[Source data]

_____

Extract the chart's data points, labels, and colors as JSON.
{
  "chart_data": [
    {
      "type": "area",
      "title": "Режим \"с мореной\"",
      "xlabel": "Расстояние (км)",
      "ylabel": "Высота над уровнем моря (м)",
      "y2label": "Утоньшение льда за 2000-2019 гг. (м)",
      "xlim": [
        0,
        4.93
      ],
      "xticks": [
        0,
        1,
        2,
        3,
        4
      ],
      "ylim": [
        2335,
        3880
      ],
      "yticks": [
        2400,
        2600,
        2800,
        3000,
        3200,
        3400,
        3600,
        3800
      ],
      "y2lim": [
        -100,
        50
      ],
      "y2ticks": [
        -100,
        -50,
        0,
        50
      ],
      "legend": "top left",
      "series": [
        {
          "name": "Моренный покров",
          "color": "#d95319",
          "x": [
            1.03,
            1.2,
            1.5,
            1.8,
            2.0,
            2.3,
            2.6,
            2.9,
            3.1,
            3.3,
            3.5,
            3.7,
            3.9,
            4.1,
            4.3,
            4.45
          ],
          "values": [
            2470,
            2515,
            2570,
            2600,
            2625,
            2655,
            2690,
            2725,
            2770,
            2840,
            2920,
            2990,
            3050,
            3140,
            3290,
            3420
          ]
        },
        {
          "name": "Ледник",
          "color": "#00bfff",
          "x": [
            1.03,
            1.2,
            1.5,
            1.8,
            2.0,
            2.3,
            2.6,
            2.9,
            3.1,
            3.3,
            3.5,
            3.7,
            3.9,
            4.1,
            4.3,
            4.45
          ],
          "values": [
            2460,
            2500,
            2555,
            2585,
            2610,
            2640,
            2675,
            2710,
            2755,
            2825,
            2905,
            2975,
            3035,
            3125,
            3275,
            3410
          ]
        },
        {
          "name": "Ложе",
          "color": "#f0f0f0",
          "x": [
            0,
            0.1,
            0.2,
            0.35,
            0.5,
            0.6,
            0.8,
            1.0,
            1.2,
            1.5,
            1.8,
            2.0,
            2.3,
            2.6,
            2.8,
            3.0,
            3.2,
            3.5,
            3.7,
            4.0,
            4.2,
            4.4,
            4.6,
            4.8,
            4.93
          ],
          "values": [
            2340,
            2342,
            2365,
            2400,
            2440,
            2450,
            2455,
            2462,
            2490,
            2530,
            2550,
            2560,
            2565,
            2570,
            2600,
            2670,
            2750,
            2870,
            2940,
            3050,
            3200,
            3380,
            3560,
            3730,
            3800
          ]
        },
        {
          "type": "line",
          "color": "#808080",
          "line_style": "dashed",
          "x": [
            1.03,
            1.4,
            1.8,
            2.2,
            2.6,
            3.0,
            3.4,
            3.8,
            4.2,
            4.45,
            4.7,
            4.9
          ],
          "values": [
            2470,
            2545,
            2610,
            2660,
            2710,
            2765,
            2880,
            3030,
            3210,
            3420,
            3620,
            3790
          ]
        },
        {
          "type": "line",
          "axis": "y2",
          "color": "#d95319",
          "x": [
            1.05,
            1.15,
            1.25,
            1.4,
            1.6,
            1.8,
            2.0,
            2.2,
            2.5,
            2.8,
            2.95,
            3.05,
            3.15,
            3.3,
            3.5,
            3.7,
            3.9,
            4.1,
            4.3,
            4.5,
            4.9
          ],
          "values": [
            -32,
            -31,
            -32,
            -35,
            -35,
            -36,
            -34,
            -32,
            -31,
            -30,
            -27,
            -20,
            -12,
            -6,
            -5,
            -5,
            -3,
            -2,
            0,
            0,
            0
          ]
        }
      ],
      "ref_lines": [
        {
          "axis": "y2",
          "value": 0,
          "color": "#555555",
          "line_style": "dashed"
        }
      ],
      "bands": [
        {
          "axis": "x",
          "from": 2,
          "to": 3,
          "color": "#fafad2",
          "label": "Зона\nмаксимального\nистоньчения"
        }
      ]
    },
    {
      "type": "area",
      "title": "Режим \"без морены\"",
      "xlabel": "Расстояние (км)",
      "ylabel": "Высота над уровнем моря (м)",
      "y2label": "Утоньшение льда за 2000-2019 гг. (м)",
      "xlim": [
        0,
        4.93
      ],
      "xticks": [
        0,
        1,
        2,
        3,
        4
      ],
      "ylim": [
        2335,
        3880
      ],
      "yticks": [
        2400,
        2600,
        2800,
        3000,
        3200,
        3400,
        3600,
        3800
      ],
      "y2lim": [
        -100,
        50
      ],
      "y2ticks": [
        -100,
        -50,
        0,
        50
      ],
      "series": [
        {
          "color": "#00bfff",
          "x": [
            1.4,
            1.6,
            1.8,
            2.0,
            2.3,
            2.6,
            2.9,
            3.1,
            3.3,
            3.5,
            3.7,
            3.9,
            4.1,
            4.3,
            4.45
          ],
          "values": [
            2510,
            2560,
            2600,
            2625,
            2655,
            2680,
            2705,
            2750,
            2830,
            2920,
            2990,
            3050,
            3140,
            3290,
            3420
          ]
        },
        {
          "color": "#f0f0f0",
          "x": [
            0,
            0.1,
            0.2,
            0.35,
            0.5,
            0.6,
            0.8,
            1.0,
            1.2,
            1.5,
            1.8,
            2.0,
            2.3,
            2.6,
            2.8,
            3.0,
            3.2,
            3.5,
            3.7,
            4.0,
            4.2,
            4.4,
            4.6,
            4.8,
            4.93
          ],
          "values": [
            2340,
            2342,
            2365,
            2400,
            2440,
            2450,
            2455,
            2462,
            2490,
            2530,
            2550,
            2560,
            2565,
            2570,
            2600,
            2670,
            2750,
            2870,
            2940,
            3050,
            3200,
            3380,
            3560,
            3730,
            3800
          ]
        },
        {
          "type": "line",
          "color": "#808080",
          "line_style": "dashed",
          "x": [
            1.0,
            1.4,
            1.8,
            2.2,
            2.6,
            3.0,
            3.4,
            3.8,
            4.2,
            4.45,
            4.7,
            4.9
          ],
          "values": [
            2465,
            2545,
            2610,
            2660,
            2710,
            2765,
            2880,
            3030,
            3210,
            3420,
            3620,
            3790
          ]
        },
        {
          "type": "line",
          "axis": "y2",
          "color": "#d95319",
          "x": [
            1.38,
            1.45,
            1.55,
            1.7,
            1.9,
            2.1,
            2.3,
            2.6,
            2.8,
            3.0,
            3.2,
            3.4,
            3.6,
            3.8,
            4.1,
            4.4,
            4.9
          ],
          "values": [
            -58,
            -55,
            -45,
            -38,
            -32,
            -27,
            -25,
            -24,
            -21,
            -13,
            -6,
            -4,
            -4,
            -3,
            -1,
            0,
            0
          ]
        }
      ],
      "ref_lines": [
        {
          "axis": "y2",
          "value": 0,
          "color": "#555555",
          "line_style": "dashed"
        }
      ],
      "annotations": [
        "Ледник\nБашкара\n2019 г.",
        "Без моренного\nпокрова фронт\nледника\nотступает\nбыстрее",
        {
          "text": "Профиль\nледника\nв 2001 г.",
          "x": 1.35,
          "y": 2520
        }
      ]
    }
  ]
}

_____

## [Exercise brief]
Transcribe all of the lines in the records precisely.

## [Answer to this problem]
Extract the chart's data points, labels, and colors as JSON.
{
  "chart_data": [
    {
      "type": "area",
      "title": "Режим \"с мореной\"",
      "xlabel": "Расстояние (км)",
      "ylabel": "Высота над уровнем моря (м)",
      "y2label": "Утоньшение льда за 2000-2019 гг. (м)",
      "xlim": [
        0,
        4.93
      ],
      "xticks": [
        0,
        1,
        2,
        3,
        4
      ],
      "ylim": [
        2335,
        3880
      ],
      "yticks": [
        2400,
        2600,
        2800,
        3000,
        3200,
        3400,
        3600,
        3800
      ],
      "y2lim": [
        -100,
        50
      ],
      "y2ticks": [
        -100,
        -50,
        0,
        50
      ],
      "legend": "top left",
      "series": [
        {
          "name": "Моренный покров",
          "color": "#d95319",
          "x": [
            1.03,
            1.2,
            1.5,
            1.8,
            2.0,
            2.3,
            2.6,
            2.9,
            3.1,
            3.3,
            3.5,
            3.7,
            3.9,
            4.1,
            4.3,
            4.45
          ],
          "values": [
            2470,
            2515,
            2570,
            2600,
            2625,
            2655,
            2690,
            2725,
            2770,
            2840,
            2920,
            2990,
            3050,
            3140,
            3290,
            3420
          ]
        },
        {
          "name": "Ледник",
          "color": "#00bfff",
          "x": [
            1.03,
            1.2,
            1.5,
            1.8,
            2.0,
            2.3,
            2.6,
            2.9,
            3.1,
            3.3,
            3.5,
            3.7,
            3.9,
            4.1,
            4.3,
            4.45
          ],
          "values": [
            2460,
            2500,
            2555,
            2585,
            2610,
            2640,
            2675,
            2710,
            2755,
            2825,
            2905,
            2975,
            3035,
            3125,
            3275,
            3410
          ]
        },
        {
          "name": "Ложе",
          "color": "#f0f0f0",
          "x": [
            0,
            0.1,
            0.2,
            0.35,
            0.5,
            0.6,
            0.8,
            1.0,
            1.2,
            1.5,
            1.8,
            2.0,
            2.3,
            2.6,
            2.8,
            3.0,
            3.2,
            3.5,
            3.7,
            4.0,
            4.2,
            4.4,
            4.6,
            4.8,
            4.93
          ],
          "values": [
            2340,
            2342,
            2365,
            2400,
            2440,
            2450,
            2455,
            2462,
            2490,
            2530,
            2550,
            2560,
            2565,
            2570,
            2600,
            2670,
            2750,
            2870,
            2940,
            3050,
            3200,
            3380,
            3560,
            3730,
            3800
          ]
        },
        {
          "type": "line",
          "color": "#808080",
          "line_style": "dashed",
          "x": [
            1.03,
            1.4,
            1.8,
            2.2,
            2.6,
            3.0,
            3.4,
            3.8,
            4.2,
            4.45,
            4.7,
            4.9
          ],
          "values": [
            2470,
            2545,
            2610,
            2660,
            2710,
            2765,
            2880,
            3030,
            3210,
            3420,
            3620,
            3790
          ]
        },
        {
          "type": "line",
          "axis": "y2",
          "color": "#d95319",
          "x": [
            1.05,
            1.15,
            1.25,
            1.4,
            1.6,
            1.8,
            2.0,
            2.2,
            2.5,
            2.8,
            2.95,
            3.05,
            3.15,
            3.3,
            3.5,
            3.7,
            3.9,
            4.1,
            4.3,
            4.5,
            4.9
          ],
          "values": [
            -32,
            -31,
            -32,
            -35,
            -35,
            -36,
            -34,
            -32,
            -31,
            -30,
            -27,
            -20,
            -12,
            -6,
            -5,
            -5,
            -3,
            -2,
            0,
            0,
            0
          ]
        }
      ],
      "ref_lines": [
        {
          "axis": "y2",
          "value": 0,
          "color": "#555555",
          "line_style": "dashed"
        }
      ],
      "bands": [
        {
          "axis": "x",
          "from": 2,
          "to": 3,
          "color": "#fafad2",
          "label": "Зона\nмаксимального\nистоньчения"
        }
      ]
    },
    {
      "type": "area",
      "title": "Режим \"без морены\"",
      "xlabel": "Расстояние (км)",
      "ylabel": "Высота над уровнем моря (м)",
      "y2label": "Утоньшение льда за 2000-2019 гг. (м)",
      "xlim": [
        0,
        4.93
      ],
      "xticks": [
        0,
        1,
        2,
        3,
        4
      ],
      "ylim": [
        2335,
        3880
      ],
      "yticks": [
        2400,
        2600,
        2800,
        3000,
        3200,
        3400,
        3600,
        3800
      ],
      "y2lim": [
        -100,
        50
      ],
      "y2ticks": [
        -100,
        -50,
        0,
        50
      ],
      "series": [
        {
          "color": "#00bfff",
          "x": [
            1.4,
            1.6,
            1.8,
            2.0,
            2.3,
            2.6,
            2.9,
            3.1,
            3.3,
            3.5,
            3.7,
            3.9,
            4.1,
            4.3,
            4.45
          ],
          "values": [
            2510,
            2560,
            2600,
            2625,
            2655,
            2680,
            2705,
            2750,
            2830,
            2920,
            2990,
            3050,
            3140,
            3290,
            3420
          ]
        },
        {
          "color": "#f0f0f0",
          "x": [
            0,
            0.1,
            0.2,
            0.35,
            0.5,
            0.6,
            0.8,
            1.0,
            1.2,
            1.5,
            1.8,
            2.0,
            2.3,
            2.6,
            2.8,
            3.0,
            3.2,
            3.5,
            3.7,
            4.0,
            4.2,
            4.4,
            4.6,
            4.8,
            4.93
          ],
          "values": [
            2340,
            2342,
            2365,
            2400,
            2440,
            2450,
            2455,
            2462,
            2490,
            2530,
            2550,
            2560,
            2565,
            2570,
            2600,
            2670,
            2750,
            2870,
            2940,
            3050,
            3200,
            3380,
            3560,
            3730,
            3800
          ]
        },
        {
          "type": "line",
          "color": "#808080",
          "line_style": "dashed",
          "x": [
            1.0,
            1.4,
            1.8,
            2.2,
            2.6,
            3.0,
            3.4,
            3.8,
            4.2,
            4.45,
            4.7,
            4.9
          ],
          "values": [
            2465,
            2545,
            2610,
            2660,
            2710,
            2765,
            2880,
            3030,
            3210,
            3420,
            3620,
            3790
          ]
        },
        {
          "type": "line",
          "axis": "y2",
          "color": "#d95319",
          "x": [
            1.38,
            1.45,
            1.55,
            1.7,
            1.9,
            2.1,
            2.3,
            2.6,
            2.8,
            3.0,
            3.2,
            3.4,
            3.6,
            3.8,
            4.1,
            4.4,
            4.9
          ],
          "values": [
            -58,
            -55,
            -45,
            -38,
            -32,
            -27,
            -25,
            -24,
            -21,
            -13,
            -6,
            -4,
            -4,
            -3,
            -1,
            0,
            0
          ]
        }
      ],
      "ref_lines": [
        {
          "axis": "y2",
          "value": 0,
          "color": "#555555",
          "line_style": "dashed"
        }
      ],
      "annotations": [
        "Ледник\nБашкара\n2019 г.",
        "Без моренного\nпокрова фронт\nледника\nотступает\nбыстрее",
        {
          "text": "Профиль\nледника\nв 2001 г.",
          "x": 1.35,
          "y": 2520
        }
      ]
    }
  ]
}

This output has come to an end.